— Start of RECORDED DATA —
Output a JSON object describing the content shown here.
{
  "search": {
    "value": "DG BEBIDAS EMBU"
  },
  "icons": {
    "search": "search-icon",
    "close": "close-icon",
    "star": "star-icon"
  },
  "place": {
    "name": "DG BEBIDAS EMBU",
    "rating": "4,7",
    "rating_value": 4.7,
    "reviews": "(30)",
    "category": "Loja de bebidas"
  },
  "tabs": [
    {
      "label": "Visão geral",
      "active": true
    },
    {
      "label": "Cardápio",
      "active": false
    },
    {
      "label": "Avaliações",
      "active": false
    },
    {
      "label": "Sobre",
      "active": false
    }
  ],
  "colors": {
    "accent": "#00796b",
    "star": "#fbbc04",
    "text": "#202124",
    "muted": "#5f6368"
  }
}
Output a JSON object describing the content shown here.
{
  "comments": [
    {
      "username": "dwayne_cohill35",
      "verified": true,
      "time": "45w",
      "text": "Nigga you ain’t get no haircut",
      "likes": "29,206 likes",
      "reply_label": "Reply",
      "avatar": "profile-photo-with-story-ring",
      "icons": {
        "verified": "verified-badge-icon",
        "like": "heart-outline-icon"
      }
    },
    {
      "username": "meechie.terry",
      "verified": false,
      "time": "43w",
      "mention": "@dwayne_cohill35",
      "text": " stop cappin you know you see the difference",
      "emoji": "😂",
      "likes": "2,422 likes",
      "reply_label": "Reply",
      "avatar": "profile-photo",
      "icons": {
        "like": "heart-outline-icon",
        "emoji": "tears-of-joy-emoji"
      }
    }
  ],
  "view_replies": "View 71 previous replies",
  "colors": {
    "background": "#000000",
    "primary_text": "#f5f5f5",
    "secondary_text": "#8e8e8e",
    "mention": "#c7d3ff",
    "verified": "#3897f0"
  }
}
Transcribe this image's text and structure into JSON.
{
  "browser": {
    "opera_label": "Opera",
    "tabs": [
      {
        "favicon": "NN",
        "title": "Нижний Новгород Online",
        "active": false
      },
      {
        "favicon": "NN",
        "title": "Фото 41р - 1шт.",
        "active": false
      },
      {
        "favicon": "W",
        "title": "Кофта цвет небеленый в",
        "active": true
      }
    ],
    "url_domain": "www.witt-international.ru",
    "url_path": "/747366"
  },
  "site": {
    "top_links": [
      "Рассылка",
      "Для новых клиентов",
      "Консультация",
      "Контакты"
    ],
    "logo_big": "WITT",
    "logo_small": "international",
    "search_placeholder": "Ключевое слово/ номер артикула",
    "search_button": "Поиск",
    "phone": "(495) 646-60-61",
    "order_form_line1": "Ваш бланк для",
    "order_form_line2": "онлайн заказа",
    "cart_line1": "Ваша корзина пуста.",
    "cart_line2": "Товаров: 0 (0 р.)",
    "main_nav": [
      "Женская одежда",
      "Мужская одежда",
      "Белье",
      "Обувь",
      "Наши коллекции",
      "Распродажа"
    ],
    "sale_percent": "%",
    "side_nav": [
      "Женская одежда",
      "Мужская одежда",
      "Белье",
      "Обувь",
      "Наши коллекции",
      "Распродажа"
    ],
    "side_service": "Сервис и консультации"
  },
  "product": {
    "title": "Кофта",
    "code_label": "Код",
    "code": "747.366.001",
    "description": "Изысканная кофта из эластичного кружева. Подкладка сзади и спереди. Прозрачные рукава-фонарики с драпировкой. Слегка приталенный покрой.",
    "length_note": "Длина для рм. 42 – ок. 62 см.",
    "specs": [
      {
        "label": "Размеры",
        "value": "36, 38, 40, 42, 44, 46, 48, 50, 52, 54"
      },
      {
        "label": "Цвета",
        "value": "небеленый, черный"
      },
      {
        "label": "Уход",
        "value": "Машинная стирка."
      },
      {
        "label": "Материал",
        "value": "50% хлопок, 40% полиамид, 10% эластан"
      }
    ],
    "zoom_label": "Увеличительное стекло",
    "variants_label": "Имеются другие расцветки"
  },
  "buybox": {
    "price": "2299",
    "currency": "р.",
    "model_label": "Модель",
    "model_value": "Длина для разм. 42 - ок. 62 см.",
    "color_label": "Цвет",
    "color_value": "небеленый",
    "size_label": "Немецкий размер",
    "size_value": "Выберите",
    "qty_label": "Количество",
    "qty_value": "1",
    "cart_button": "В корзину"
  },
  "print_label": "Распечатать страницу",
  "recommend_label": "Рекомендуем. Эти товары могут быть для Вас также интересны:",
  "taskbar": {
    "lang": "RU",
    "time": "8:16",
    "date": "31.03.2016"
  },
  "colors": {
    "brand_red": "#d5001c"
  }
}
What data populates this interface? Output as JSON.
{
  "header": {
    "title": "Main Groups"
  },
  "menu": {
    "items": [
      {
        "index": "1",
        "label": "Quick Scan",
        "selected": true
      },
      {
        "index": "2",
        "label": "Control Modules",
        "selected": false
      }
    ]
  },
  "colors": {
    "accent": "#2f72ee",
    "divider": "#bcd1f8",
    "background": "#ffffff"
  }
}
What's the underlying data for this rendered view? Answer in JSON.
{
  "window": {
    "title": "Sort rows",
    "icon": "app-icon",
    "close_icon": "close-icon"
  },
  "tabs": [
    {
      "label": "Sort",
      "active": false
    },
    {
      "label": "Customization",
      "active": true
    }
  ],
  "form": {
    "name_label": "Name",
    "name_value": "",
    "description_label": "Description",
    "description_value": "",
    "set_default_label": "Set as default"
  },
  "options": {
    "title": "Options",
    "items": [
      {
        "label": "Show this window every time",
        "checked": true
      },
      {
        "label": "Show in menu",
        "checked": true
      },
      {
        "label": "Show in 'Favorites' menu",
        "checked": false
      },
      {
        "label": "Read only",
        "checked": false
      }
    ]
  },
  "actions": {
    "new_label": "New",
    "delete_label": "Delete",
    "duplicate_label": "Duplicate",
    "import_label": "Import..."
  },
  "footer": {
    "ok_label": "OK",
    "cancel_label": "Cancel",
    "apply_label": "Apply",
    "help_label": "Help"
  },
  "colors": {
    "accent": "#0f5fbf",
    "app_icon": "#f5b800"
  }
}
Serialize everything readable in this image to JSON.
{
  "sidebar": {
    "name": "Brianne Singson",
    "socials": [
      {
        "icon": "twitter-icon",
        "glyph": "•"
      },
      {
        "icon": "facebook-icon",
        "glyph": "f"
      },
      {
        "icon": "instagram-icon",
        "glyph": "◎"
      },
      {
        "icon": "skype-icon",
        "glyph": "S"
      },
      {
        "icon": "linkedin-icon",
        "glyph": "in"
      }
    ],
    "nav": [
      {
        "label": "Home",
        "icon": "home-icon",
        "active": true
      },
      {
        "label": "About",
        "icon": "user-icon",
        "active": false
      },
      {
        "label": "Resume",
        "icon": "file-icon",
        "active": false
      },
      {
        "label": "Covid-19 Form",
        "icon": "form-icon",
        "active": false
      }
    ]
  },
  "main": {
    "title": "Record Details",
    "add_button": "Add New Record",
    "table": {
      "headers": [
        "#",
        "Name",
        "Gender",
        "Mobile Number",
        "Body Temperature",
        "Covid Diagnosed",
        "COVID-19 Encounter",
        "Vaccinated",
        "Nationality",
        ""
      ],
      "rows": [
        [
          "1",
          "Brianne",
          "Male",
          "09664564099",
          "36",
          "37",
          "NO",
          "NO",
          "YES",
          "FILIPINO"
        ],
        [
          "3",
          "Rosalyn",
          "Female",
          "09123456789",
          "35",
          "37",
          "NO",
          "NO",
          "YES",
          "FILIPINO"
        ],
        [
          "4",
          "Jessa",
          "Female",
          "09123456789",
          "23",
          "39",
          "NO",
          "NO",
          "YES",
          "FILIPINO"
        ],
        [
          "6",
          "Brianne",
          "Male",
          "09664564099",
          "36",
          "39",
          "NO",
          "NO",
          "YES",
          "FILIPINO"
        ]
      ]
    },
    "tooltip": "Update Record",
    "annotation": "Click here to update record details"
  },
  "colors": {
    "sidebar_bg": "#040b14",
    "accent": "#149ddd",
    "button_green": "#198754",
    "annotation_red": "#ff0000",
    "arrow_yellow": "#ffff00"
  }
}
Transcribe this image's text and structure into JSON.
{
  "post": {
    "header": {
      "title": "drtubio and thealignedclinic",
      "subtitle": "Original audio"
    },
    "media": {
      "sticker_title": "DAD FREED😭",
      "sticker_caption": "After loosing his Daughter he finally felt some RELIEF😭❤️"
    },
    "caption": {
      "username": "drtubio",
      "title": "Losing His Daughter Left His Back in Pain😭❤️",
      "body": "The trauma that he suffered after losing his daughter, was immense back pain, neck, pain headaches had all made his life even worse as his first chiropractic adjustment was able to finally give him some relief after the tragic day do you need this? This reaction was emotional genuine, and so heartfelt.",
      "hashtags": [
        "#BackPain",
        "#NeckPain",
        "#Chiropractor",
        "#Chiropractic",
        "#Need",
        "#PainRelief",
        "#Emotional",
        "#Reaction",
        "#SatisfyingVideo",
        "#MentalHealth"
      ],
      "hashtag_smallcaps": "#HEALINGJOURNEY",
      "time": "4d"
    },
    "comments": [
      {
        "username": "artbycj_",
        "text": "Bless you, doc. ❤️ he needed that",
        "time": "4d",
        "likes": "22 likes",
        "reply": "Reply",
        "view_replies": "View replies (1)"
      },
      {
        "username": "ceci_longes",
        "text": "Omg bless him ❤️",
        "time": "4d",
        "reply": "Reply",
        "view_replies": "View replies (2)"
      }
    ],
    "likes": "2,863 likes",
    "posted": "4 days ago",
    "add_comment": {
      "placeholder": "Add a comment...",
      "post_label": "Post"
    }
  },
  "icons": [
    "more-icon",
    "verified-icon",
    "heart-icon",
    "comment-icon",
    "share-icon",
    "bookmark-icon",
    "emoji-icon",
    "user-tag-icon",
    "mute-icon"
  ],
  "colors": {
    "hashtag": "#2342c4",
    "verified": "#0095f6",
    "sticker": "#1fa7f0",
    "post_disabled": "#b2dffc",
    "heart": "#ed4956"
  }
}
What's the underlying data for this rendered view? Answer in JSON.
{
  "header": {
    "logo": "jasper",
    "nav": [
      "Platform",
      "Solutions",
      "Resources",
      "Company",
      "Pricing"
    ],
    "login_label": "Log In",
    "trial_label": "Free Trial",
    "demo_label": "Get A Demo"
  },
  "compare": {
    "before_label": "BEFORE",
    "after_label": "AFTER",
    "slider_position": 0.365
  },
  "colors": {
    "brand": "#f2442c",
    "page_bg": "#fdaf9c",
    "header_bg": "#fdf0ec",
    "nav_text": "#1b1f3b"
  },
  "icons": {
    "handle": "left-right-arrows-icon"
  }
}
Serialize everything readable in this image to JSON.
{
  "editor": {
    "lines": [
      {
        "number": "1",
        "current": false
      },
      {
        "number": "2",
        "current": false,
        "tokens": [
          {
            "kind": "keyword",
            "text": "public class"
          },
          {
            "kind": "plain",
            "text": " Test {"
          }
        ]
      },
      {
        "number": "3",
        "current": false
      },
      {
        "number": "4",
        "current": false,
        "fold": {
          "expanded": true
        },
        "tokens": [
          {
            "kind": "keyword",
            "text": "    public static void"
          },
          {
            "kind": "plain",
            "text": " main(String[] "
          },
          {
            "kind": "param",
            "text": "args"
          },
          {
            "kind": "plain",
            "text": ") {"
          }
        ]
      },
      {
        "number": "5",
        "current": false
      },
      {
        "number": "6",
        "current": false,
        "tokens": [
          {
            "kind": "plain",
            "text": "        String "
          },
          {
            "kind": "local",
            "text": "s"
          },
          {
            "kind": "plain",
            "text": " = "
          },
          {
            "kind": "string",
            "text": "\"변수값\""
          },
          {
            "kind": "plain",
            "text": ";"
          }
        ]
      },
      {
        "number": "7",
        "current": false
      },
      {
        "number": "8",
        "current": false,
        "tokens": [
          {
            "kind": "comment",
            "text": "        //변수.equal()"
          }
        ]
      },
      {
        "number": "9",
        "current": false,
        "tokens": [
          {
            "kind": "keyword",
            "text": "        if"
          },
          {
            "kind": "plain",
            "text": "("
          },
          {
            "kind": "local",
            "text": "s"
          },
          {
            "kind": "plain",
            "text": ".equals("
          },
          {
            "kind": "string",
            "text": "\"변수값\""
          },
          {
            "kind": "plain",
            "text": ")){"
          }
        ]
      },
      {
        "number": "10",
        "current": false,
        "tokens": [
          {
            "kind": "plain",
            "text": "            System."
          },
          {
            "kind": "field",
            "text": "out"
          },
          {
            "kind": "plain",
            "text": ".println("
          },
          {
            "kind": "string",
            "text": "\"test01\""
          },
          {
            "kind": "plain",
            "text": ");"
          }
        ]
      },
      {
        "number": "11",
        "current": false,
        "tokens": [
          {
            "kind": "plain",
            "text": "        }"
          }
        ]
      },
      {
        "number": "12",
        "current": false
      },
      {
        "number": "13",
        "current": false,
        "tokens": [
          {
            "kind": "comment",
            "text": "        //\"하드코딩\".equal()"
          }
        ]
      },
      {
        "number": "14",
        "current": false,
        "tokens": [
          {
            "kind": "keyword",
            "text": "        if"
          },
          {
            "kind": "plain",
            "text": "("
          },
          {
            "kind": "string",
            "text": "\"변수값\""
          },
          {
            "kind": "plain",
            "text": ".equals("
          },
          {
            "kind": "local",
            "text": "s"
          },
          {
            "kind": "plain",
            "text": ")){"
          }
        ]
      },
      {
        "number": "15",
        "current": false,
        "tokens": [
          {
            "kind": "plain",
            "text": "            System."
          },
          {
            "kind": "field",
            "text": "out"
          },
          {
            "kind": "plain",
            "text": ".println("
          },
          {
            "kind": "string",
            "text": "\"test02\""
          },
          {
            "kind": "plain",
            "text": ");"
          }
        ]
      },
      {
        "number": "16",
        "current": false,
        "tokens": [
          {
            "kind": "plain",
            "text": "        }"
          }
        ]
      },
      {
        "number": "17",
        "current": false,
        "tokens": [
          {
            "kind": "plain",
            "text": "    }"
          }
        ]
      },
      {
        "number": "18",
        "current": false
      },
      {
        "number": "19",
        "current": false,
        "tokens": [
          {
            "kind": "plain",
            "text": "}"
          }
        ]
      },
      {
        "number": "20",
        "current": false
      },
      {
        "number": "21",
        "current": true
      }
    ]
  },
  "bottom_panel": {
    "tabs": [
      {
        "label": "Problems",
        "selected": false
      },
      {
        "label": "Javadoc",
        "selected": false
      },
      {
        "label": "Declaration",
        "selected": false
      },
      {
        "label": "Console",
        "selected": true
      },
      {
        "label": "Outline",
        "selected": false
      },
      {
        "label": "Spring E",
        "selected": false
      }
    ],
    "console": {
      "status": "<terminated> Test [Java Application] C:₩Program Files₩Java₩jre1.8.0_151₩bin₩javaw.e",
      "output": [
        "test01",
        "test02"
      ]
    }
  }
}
— End of RECORDED DATA —
▶ **EXERCISE DIRECTIONS**
Reply with the number of lines in the data that include the string "avatar" and nothing else.

▶ **TASK SOLUTION**
2